▸ Provided material:
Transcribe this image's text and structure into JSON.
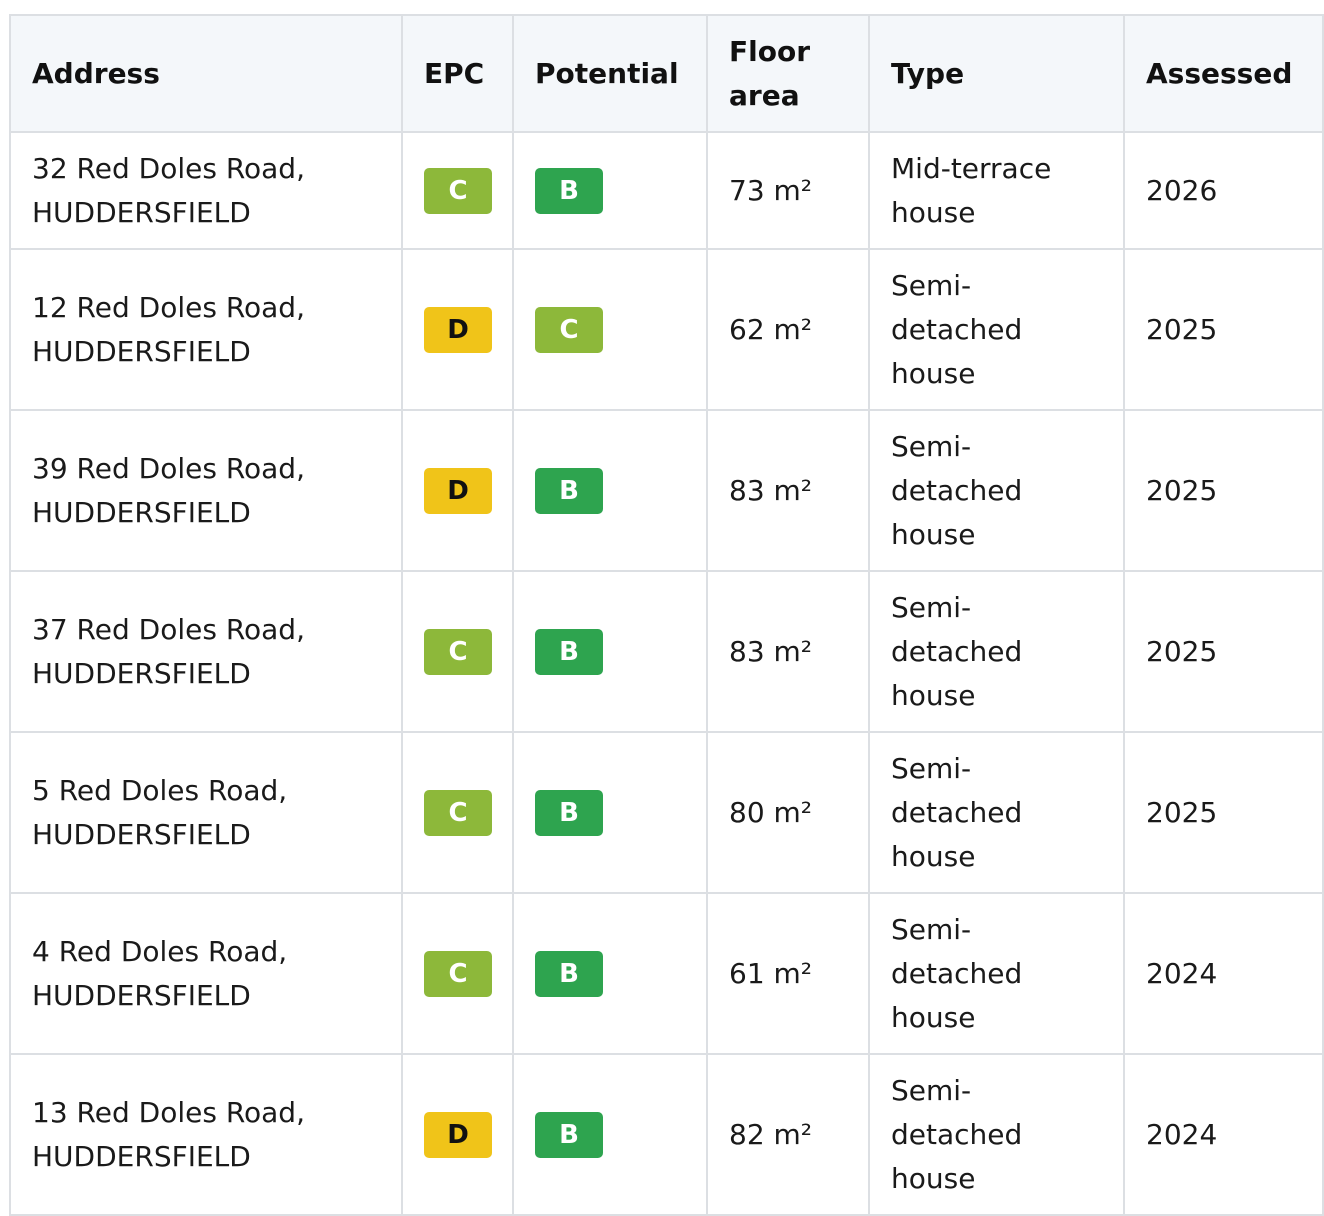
{
  "table": {
    "headers": {
      "address": "Address",
      "epc": "EPC",
      "potential": "Potential",
      "floor_line1": "Floor",
      "floor_line2": "area",
      "type": "Type",
      "assessed": "Assessed"
    },
    "colors": {
      "rating_b": "#2ea44f",
      "rating_c": "#8db83a",
      "rating_d": "#f0c419",
      "header_bg": "#f4f7fa",
      "border": "#dcdfe3"
    },
    "rows": [
      {
        "address_line1": "32 Red Doles Road,",
        "address_line2": "HUDDERSFIELD",
        "epc": "C",
        "potential": "B",
        "floor_area": "73 m²",
        "type_lines": [
          "Mid-terrace",
          "house"
        ],
        "assessed": "2026"
      },
      {
        "address_line1": "12 Red Doles Road,",
        "address_line2": "HUDDERSFIELD",
        "epc": "D",
        "potential": "C",
        "floor_area": "62 m²",
        "type_lines": [
          "Semi-",
          "detached",
          "house"
        ],
        "assessed": "2025"
      },
      {
        "address_line1": "39 Red Doles Road,",
        "address_line2": "HUDDERSFIELD",
        "epc": "D",
        "potential": "B",
        "floor_area": "83 m²",
        "type_lines": [
          "Semi-",
          "detached",
          "house"
        ],
        "assessed": "2025"
      },
      {
        "address_line1": "37 Red Doles Road,",
        "address_line2": "HUDDERSFIELD",
        "epc": "C",
        "potential": "B",
        "floor_area": "83 m²",
        "type_lines": [
          "Semi-",
          "detached",
          "house"
        ],
        "assessed": "2025"
      },
      {
        "address_line1": "5 Red Doles Road,",
        "address_line2": "HUDDERSFIELD",
        "epc": "C",
        "potential": "B",
        "floor_area": "80 m²",
        "type_lines": [
          "Semi-",
          "detached",
          "house"
        ],
        "assessed": "2025"
      },
      {
        "address_line1": "4 Red Doles Road,",
        "address_line2": "HUDDERSFIELD",
        "epc": "C",
        "potential": "B",
        "floor_area": "61 m²",
        "type_lines": [
          "Semi-",
          "detached",
          "house"
        ],
        "assessed": "2024"
      },
      {
        "address_line1": "13 Red Doles Road,",
        "address_line2": "HUDDERSFIELD",
        "epc": "D",
        "potential": "B",
        "floor_area": "82 m²",
        "type_lines": [
          "Semi-",
          "detached",
          "house"
        ],
        "assessed": "2024"
      }
    ]
  }
}
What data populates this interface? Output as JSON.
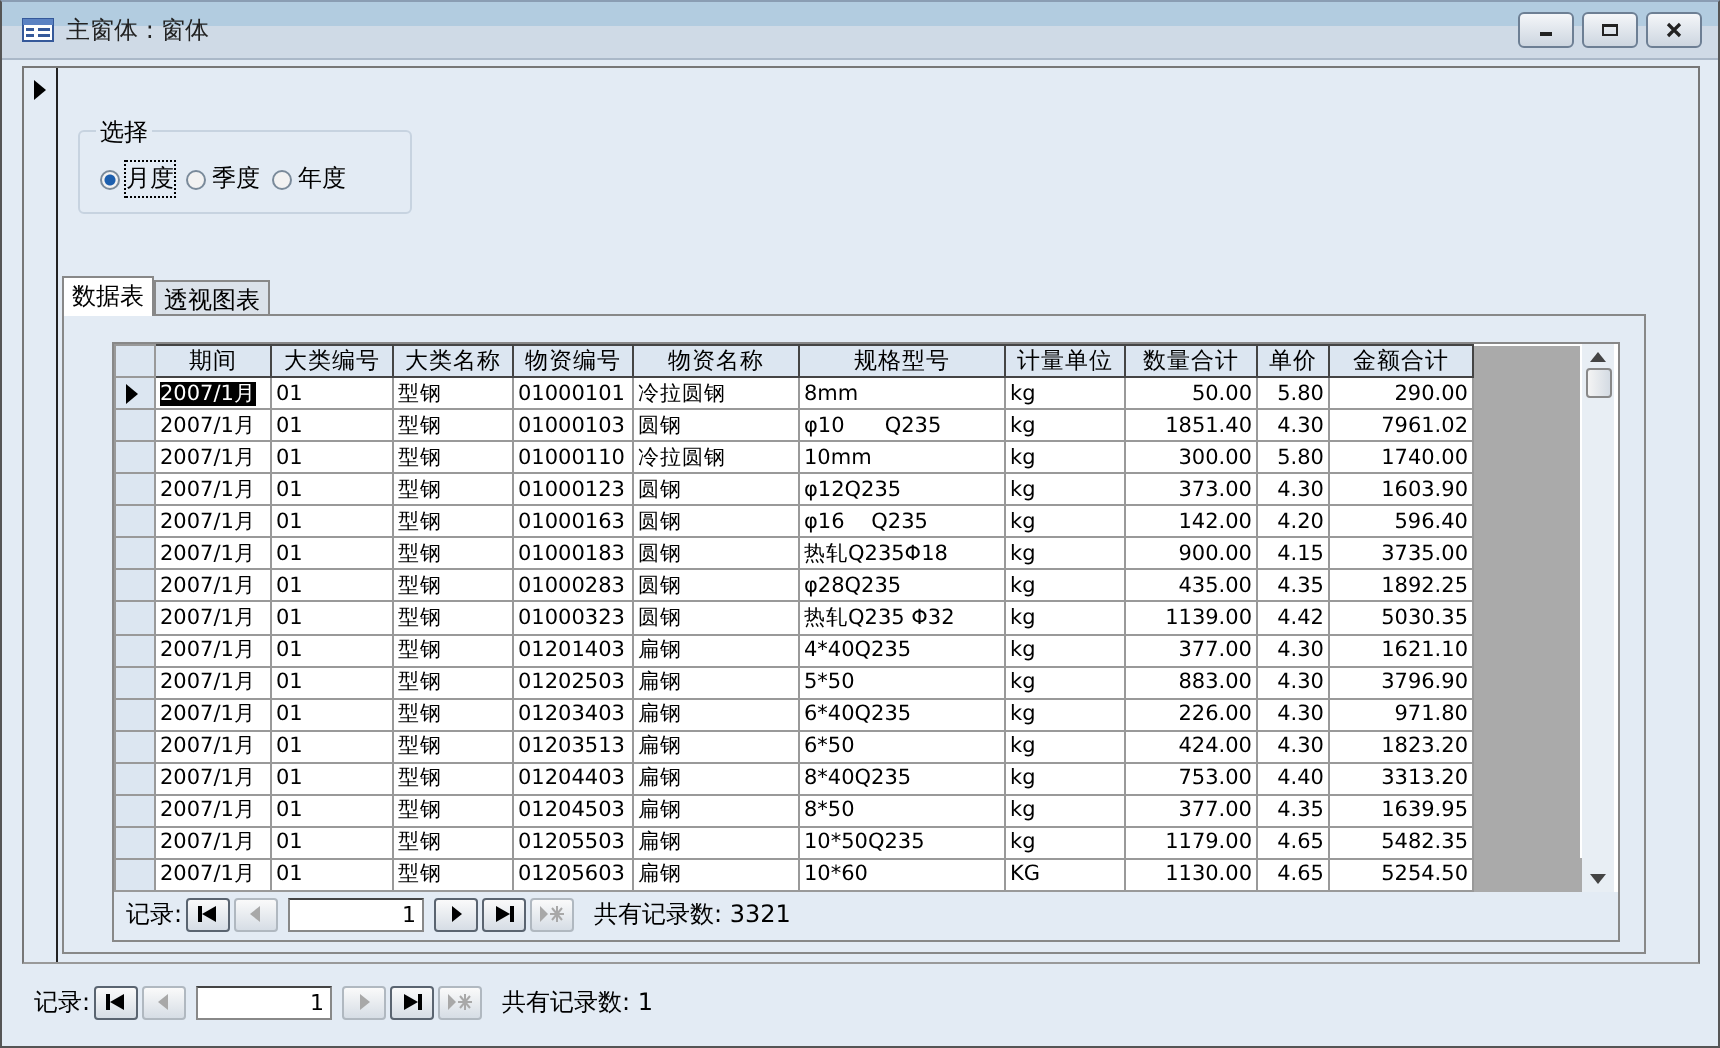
{
  "window": {
    "title": "主窗体 : 窗体"
  },
  "option_group": {
    "label": "选择",
    "options": [
      {
        "label": "月度",
        "selected": true
      },
      {
        "label": "季度",
        "selected": false
      },
      {
        "label": "年度",
        "selected": false
      }
    ]
  },
  "tabs": [
    {
      "label": "数据表",
      "selected": true
    },
    {
      "label": "透视图表",
      "selected": false
    }
  ],
  "table": {
    "columns": [
      {
        "label": "期间"
      },
      {
        "label": "大类编号"
      },
      {
        "label": "大类名称"
      },
      {
        "label": "物资编号"
      },
      {
        "label": "物资名称"
      },
      {
        "label": "规格型号"
      },
      {
        "label": "计量单位"
      },
      {
        "label": "数量合计"
      },
      {
        "label": "单价"
      },
      {
        "label": "金额合计"
      }
    ],
    "rows": [
      {
        "selected": true,
        "cells": [
          "2007/1月",
          "01",
          "型钢",
          "01000101",
          "冷拉圆钢",
          "8mm",
          "kg",
          "50.00",
          "5.80",
          "290.00"
        ]
      },
      {
        "selected": false,
        "cells": [
          "2007/1月",
          "01",
          "型钢",
          "01000103",
          "圆钢",
          "φ10      Q235",
          "kg",
          "1851.40",
          "4.30",
          "7961.02"
        ]
      },
      {
        "selected": false,
        "cells": [
          "2007/1月",
          "01",
          "型钢",
          "01000110",
          "冷拉圆钢",
          "10mm",
          "kg",
          "300.00",
          "5.80",
          "1740.00"
        ]
      },
      {
        "selected": false,
        "cells": [
          "2007/1月",
          "01",
          "型钢",
          "01000123",
          "圆钢",
          "φ12Q235",
          "kg",
          "373.00",
          "4.30",
          "1603.90"
        ]
      },
      {
        "selected": false,
        "cells": [
          "2007/1月",
          "01",
          "型钢",
          "01000163",
          "圆钢",
          "φ16    Q235",
          "kg",
          "142.00",
          "4.20",
          "596.40"
        ]
      },
      {
        "selected": false,
        "cells": [
          "2007/1月",
          "01",
          "型钢",
          "01000183",
          "圆钢",
          "热轧Q235Φ18",
          "kg",
          "900.00",
          "4.15",
          "3735.00"
        ]
      },
      {
        "selected": false,
        "cells": [
          "2007/1月",
          "01",
          "型钢",
          "01000283",
          "圆钢",
          "φ28Q235",
          "kg",
          "435.00",
          "4.35",
          "1892.25"
        ]
      },
      {
        "selected": false,
        "cells": [
          "2007/1月",
          "01",
          "型钢",
          "01000323",
          "圆钢",
          "热轧Q235 Φ32",
          "kg",
          "1139.00",
          "4.42",
          "5030.35"
        ]
      },
      {
        "selected": false,
        "cells": [
          "2007/1月",
          "01",
          "型钢",
          "01201403",
          "扁钢",
          "4*40Q235",
          "kg",
          "377.00",
          "4.30",
          "1621.10"
        ]
      },
      {
        "selected": false,
        "cells": [
          "2007/1月",
          "01",
          "型钢",
          "01202503",
          "扁钢",
          "5*50",
          "kg",
          "883.00",
          "4.30",
          "3796.90"
        ]
      },
      {
        "selected": false,
        "cells": [
          "2007/1月",
          "01",
          "型钢",
          "01203403",
          "扁钢",
          "6*40Q235",
          "kg",
          "226.00",
          "4.30",
          "971.80"
        ]
      },
      {
        "selected": false,
        "cells": [
          "2007/1月",
          "01",
          "型钢",
          "01203513",
          "扁钢",
          "6*50",
          "kg",
          "424.00",
          "4.30",
          "1823.20"
        ]
      },
      {
        "selected": false,
        "cells": [
          "2007/1月",
          "01",
          "型钢",
          "01204403",
          "扁钢",
          "8*40Q235",
          "kg",
          "753.00",
          "4.40",
          "3313.20"
        ]
      },
      {
        "selected": false,
        "cells": [
          "2007/1月",
          "01",
          "型钢",
          "01204503",
          "扁钢",
          "8*50",
          "kg",
          "377.00",
          "4.35",
          "1639.95"
        ]
      },
      {
        "selected": false,
        "cells": [
          "2007/1月",
          "01",
          "型钢",
          "01205503",
          "扁钢",
          "10*50Q235",
          "kg",
          "1179.00",
          "4.65",
          "5482.35"
        ]
      },
      {
        "selected": false,
        "cells": [
          "2007/1月",
          "01",
          "型钢",
          "01205603",
          "扁钢",
          "10*60",
          "KG",
          "1130.00",
          "4.65",
          "5254.50"
        ]
      }
    ]
  },
  "inner_navigator": {
    "label": "记录:",
    "value": "1",
    "total": "共有记录数: 3321",
    "buttons": [
      {
        "kind": "first",
        "disabled": false
      },
      {
        "kind": "prev",
        "disabled": true
      },
      {
        "kind": "next",
        "disabled": false
      },
      {
        "kind": "last",
        "disabled": false
      },
      {
        "kind": "new",
        "disabled": true
      }
    ]
  },
  "form_navigator": {
    "label": "记录:",
    "value": "1",
    "total": "共有记录数: 1",
    "buttons": [
      {
        "kind": "first",
        "disabled": false
      },
      {
        "kind": "prev",
        "disabled": true
      },
      {
        "kind": "next",
        "disabled": true
      },
      {
        "kind": "last",
        "disabled": false
      },
      {
        "kind": "new",
        "disabled": true
      }
    ]
  }
}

▸ Task:
Images do not belong in the copy; reproduce all other parts of the records above verbatim.

▸ Complete answer:
Transcribe this image's text and structure into JSON.
{
  "table": {
    "headers": {
      "address": "Address",
      "epc": "EPC",
      "potential": "Potential",
      "floor_line1": "Floor",
      "floor_line2": "area",
      "type": "Type",
      "assessed": "Assessed"
    },
    "colors": {
      "rating_b": "#2ea44f",
      "rating_c": "#8db83a",
      "rating_d": "#f0c419",
      "header_bg": "#f4f7fa",
      "border": "#dcdfe3"
    },
    "rows": [
      {
        "address_line1": "32 Red Doles Road,",
        "address_line2": "HUDDERSFIELD",
        "epc": "C",
        "potential": "B",
        "floor_area": "73 m²",
        "type_lines": [
          "Mid-terrace",
          "house"
        ],
        "assessed": "2026"
      },
      {
        "address_line1": "12 Red Doles Road,",
        "address_line2": "HUDDERSFIELD",
        "epc": "D",
        "potential": "C",
        "floor_area": "62 m²",
        "type_lines": [
          "Semi-",
          "detached",
          "house"
        ],
        "assessed": "2025"
      },
      {
        "address_line1": "39 Red Doles Road,",
        "address_line2": "HUDDERSFIELD",
        "epc": "D",
        "potential": "B",
        "floor_area": "83 m²",
        "type_lines": [
          "Semi-",
          "detached",
          "house"
        ],
        "assessed": "2025"
      },
      {
        "address_line1": "37 Red Doles Road,",
        "address_line2": "HUDDERSFIELD",
        "epc": "C",
        "potential": "B",
        "floor_area": "83 m²",
        "type_lines": [
          "Semi-",
          "detached",
          "house"
        ],
        "assessed": "2025"
      },
      {
        "address_line1": "5 Red Doles Road,",
        "address_line2": "HUDDERSFIELD",
        "epc": "C",
        "potential": "B",
        "floor_area": "80 m²",
        "type_lines": [
          "Semi-",
          "detached",
          "house"
        ],
        "assessed": "2025"
      },
      {
        "address_line1": "4 Red Doles Road,",
        "address_line2": "HUDDERSFIELD",
        "epc": "C",
        "potential": "B",
        "floor_area": "61 m²",
        "type_lines": [
          "Semi-",
          "detached",
          "house"
        ],
        "assessed": "2024"
      },
      {
        "address_line1": "13 Red Doles Road,",
        "address_line2": "HUDDERSFIELD",
        "epc": "D",
        "potential": "B",
        "floor_area": "82 m²",
        "type_lines": [
          "Semi-",
          "detached",
          "house"
        ],
        "assessed": "2024"
      }
    ]
  }
}
What data populates this interface? Output as JSON.
{
  "window": {
    "title": "主窗体 : 窗体"
  },
  "option_group": {
    "label": "选择",
    "options": [
      {
        "label": "月度",
        "selected": true
      },
      {
        "label": "季度",
        "selected": false
      },
      {
        "label": "年度",
        "selected": false
      }
    ]
  },
  "tabs": [
    {
      "label": "数据表",
      "selected": true
    },
    {
      "label": "透视图表",
      "selected": false
    }
  ],
  "table": {
    "columns": [
      {
        "label": "期间"
      },
      {
        "label": "大类编号"
      },
      {
        "label": "大类名称"
      },
      {
        "label": "物资编号"
      },
      {
        "label": "物资名称"
      },
      {
        "label": "规格型号"
      },
      {
        "label": "计量单位"
      },
      {
        "label": "数量合计"
      },
      {
        "label": "单价"
      },
      {
        "label": "金额合计"
      }
    ],
    "rows": [
      {
        "selected": true,
        "cells": [
          "2007/1月",
          "01",
          "型钢",
          "01000101",
          "冷拉圆钢",
          "8mm",
          "kg",
          "50.00",
          "5.80",
          "290.00"
        ]
      },
      {
        "selected": false,
        "cells": [
          "2007/1月",
          "01",
          "型钢",
          "01000103",
          "圆钢",
          "φ10      Q235",
          "kg",
          "1851.40",
          "4.30",
          "7961.02"
        ]
      },
      {
        "selected": false,
        "cells": [
          "2007/1月",
          "01",
          "型钢",
          "01000110",
          "冷拉圆钢",
          "10mm",
          "kg",
          "300.00",
          "5.80",
          "1740.00"
        ]
      },
      {
        "selected": false,
        "cells": [
          "2007/1月",
          "01",
          "型钢",
          "01000123",
          "圆钢",
          "φ12Q235",
          "kg",
          "373.00",
          "4.30",
          "1603.90"
        ]
      },
      {
        "selected": false,
        "cells": [
          "2007/1月",
          "01",
          "型钢",
          "01000163",
          "圆钢",
          "φ16    Q235",
          "kg",
          "142.00",
          "4.20",
          "596.40"
        ]
      },
      {
        "selected": false,
        "cells": [
          "2007/1月",
          "01",
          "型钢",
          "01000183",
          "圆钢",
          "热轧Q235Φ18",
          "kg",
          "900.00",
          "4.15",
          "3735.00"
        ]
      },
      {
        "selected": false,
        "cells": [
          "2007/1月",
          "01",
          "型钢",
          "01000283",
          "圆钢",
          "φ28Q235",
          "kg",
          "435.00",
          "4.35",
          "1892.25"
        ]
      },
      {
        "selected": false,
        "cells": [
          "2007/1月",
          "01",
          "型钢",
          "01000323",
          "圆钢",
          "热轧Q235 Φ32",
          "kg",
          "1139.00",
          "4.42",
          "5030.35"
        ]
      },
      {
        "selected": false,
        "cells": [
          "2007/1月",
          "01",
          "型钢",
          "01201403",
          "扁钢",
          "4*40Q235",
          "kg",
          "377.00",
          "4.30",
          "1621.10"
        ]
      },
      {
        "selected": false,
        "cells": [
          "2007/1月",
          "01",
          "型钢",
          "01202503",
          "扁钢",
          "5*50",
          "kg",
          "883.00",
          "4.30",
          "3796.90"
        ]
      },
      {
        "selected": false,
        "cells": [
          "2007/1月",
          "01",
          "型钢",
          "01203403",
          "扁钢",
          "6*40Q235",
          "kg",
          "226.00",
          "4.30",
          "971.80"
        ]
      },
      {
        "selected": false,
        "cells": [
          "2007/1月",
          "01",
          "型钢",
          "01203513",
          "扁钢",
          "6*50",
          "kg",
          "424.00",
          "4.30",
          "1823.20"
        ]
      },
      {
        "selected": false,
        "cells": [
          "2007/1月",
          "01",
          "型钢",
          "01204403",
          "扁钢",
          "8*40Q235",
          "kg",
          "753.00",
          "4.40",
          "3313.20"
        ]
      },
      {
        "selected": false,
        "cells": [
          "2007/1月",
          "01",
          "型钢",
          "01204503",
          "扁钢",
          "8*50",
          "kg",
          "377.00",
          "4.35",
          "1639.95"
        ]
      },
      {
        "selected": false,
        "cells": [
          "2007/1月",
          "01",
          "型钢",
          "01205503",
          "扁钢",
          "10*50Q235",
          "kg",
          "1179.00",
          "4.65",
          "5482.35"
        ]
      },
      {
        "selected": false,
        "cells": [
          "2007/1月",
          "01",
          "型钢",
          "01205603",
          "扁钢",
          "10*60",
          "KG",
          "1130.00",
          "4.65",
          "5254.50"
        ]
      }
    ]
  },
  "inner_navigator": {
    "label": "记录:",
    "value": "1",
    "total": "共有记录数: 3321",
    "buttons": [
      {
        "kind": "first",
        "disabled": false
      },
      {
        "kind": "prev",
        "disabled": true
      },
      {
        "kind": "next",
        "disabled": false
      },
      {
        "kind": "last",
        "disabled": false
      },
      {
        "kind": "new",
        "disabled": true
      }
    ]
  },
  "form_navigator": {
    "label": "记录:",
    "value": "1",
    "total": "共有记录数: 1",
    "buttons": [
      {
        "kind": "first",
        "disabled": false
      },
      {
        "kind": "prev",
        "disabled": true
      },
      {
        "kind": "next",
        "disabled": true
      },
      {
        "kind": "last",
        "disabled": false
      },
      {
        "kind": "new",
        "disabled": true
      }
    ]
  }
}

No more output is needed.